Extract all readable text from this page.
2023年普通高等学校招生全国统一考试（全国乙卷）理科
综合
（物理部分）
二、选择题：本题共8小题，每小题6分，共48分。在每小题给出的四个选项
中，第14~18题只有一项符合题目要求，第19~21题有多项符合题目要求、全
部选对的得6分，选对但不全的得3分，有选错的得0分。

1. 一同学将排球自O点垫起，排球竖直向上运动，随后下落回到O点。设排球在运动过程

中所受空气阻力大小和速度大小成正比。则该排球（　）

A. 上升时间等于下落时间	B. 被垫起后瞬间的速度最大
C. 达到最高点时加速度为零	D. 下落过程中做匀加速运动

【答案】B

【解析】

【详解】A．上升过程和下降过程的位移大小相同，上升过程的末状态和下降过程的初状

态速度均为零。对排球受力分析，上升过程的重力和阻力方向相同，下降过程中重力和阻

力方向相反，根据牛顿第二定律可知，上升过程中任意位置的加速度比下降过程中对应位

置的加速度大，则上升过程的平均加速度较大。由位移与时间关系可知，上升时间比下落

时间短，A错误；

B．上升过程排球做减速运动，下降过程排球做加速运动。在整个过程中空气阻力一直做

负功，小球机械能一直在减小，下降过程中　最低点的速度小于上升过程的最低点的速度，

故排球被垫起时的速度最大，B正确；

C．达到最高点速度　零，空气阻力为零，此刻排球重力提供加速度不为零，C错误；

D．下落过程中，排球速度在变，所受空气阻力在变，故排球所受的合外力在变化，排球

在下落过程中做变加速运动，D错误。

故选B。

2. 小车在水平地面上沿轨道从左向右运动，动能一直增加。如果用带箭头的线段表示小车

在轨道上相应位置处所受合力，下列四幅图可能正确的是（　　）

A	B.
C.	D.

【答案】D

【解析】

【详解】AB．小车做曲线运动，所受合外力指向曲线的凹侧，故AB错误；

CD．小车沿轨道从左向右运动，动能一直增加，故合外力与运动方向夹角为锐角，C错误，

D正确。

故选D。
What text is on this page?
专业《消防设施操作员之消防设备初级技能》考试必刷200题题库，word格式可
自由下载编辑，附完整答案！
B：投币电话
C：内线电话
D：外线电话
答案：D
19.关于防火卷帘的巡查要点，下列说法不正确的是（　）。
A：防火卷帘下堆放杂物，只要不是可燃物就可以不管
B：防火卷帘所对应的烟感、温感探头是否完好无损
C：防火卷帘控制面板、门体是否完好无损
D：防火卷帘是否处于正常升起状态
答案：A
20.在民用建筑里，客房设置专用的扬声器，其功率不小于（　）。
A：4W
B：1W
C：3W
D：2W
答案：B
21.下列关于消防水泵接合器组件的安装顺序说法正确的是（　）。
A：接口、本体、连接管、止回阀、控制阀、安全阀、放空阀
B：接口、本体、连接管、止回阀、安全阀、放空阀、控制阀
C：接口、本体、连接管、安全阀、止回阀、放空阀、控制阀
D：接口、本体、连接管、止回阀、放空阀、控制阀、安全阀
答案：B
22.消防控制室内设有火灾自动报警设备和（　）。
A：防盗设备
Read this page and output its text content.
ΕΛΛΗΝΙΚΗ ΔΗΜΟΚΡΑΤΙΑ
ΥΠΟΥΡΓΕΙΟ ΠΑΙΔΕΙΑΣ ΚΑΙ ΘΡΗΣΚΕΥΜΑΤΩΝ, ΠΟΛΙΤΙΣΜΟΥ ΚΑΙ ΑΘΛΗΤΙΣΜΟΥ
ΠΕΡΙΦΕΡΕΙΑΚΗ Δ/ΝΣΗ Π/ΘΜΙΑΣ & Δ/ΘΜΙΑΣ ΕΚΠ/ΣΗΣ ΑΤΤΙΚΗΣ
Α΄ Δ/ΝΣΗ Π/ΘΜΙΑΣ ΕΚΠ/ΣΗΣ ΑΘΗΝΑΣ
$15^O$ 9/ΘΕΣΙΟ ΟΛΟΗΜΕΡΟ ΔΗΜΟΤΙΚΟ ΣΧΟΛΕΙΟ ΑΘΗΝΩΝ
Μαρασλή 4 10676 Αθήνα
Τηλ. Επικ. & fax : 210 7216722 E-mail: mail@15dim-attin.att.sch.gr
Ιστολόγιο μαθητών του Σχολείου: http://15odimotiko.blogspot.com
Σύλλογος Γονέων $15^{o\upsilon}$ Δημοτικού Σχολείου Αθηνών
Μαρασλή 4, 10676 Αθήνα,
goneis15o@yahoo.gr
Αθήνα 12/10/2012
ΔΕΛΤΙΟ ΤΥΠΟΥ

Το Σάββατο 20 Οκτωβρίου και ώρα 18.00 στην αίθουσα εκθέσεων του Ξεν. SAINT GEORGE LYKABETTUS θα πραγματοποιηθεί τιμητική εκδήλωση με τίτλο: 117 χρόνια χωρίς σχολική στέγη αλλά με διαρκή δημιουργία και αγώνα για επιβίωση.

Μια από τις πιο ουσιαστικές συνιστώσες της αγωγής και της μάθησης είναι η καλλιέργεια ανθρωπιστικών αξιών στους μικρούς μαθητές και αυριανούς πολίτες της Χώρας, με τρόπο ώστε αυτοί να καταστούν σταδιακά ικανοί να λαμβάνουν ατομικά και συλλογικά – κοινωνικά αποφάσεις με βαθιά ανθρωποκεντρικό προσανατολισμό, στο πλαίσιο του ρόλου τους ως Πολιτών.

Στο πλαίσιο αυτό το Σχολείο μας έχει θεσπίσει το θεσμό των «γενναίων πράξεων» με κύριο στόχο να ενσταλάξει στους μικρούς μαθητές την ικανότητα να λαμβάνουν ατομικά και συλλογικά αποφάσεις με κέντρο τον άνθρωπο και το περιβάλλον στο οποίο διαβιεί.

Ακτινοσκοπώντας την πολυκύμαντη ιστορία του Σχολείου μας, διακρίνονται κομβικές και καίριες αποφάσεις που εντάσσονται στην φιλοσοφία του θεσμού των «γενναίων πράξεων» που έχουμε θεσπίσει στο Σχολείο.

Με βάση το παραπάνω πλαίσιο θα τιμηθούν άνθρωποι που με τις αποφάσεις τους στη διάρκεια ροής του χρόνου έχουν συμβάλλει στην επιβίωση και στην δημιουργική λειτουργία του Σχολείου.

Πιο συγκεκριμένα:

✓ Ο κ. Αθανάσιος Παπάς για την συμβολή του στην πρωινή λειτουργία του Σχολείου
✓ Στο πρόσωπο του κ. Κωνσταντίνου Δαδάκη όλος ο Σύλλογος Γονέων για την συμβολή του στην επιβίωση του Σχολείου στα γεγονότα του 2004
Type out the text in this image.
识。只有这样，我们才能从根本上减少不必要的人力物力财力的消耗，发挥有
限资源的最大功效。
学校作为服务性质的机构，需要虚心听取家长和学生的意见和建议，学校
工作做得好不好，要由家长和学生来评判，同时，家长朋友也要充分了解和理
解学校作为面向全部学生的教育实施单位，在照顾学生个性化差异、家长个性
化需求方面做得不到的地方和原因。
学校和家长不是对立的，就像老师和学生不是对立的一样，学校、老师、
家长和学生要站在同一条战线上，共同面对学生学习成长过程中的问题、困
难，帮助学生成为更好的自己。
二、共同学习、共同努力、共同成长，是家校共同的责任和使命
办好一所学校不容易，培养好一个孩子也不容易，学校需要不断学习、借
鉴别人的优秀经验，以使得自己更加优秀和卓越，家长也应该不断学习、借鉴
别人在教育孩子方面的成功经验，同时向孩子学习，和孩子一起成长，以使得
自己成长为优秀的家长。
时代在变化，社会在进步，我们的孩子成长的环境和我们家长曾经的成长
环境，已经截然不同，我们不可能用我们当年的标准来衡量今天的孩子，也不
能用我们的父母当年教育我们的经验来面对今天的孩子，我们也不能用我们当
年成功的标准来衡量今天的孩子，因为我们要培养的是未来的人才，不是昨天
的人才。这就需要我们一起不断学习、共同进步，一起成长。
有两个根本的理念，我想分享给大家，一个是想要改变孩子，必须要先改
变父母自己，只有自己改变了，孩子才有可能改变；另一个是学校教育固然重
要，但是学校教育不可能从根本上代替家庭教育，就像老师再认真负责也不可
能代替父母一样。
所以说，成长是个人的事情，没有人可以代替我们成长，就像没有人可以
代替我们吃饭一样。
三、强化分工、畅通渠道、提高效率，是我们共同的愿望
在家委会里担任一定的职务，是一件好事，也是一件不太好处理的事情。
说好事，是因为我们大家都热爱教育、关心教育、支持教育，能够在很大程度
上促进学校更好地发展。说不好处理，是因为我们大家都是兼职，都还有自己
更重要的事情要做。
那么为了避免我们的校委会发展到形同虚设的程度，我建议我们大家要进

──────────

Short problem
From the listing, copy each line containing the word "ατομικά".

Written solution
Μια από τις πιο ουσιαστικές συνιστώσες της αγωγής και της μάθησης είναι η καλλιέργεια ανθρωπιστικών αξιών στους μικρούς μαθητές και αυριανούς πολίτες της Χώρας, με τρόπο ώστε αυτοί να καταστούν σταδιακά ικανοί να λαμβάνουν ατομικά και συλλογικά – κοινωνικά αποφάσεις με βαθιά ανθρωποκεντρικό προσανατολισμό, στο πλαίσιο του ρόλου τους ως Πολιτών.
Στο πλαίσιο αυτό το Σχολείο μας έχει θεσπίσει το θεσμό των «γενναίων πράξεων» με κύριο στόχο να ενσταλάξει στους μικρούς μαθητές την ικανότητα να λαμβάνουν ατομικά και συλλογικά αποφάσεις με κέντρο τον άνθρωπο και το περιβάλλον στο οποίο διαβιεί.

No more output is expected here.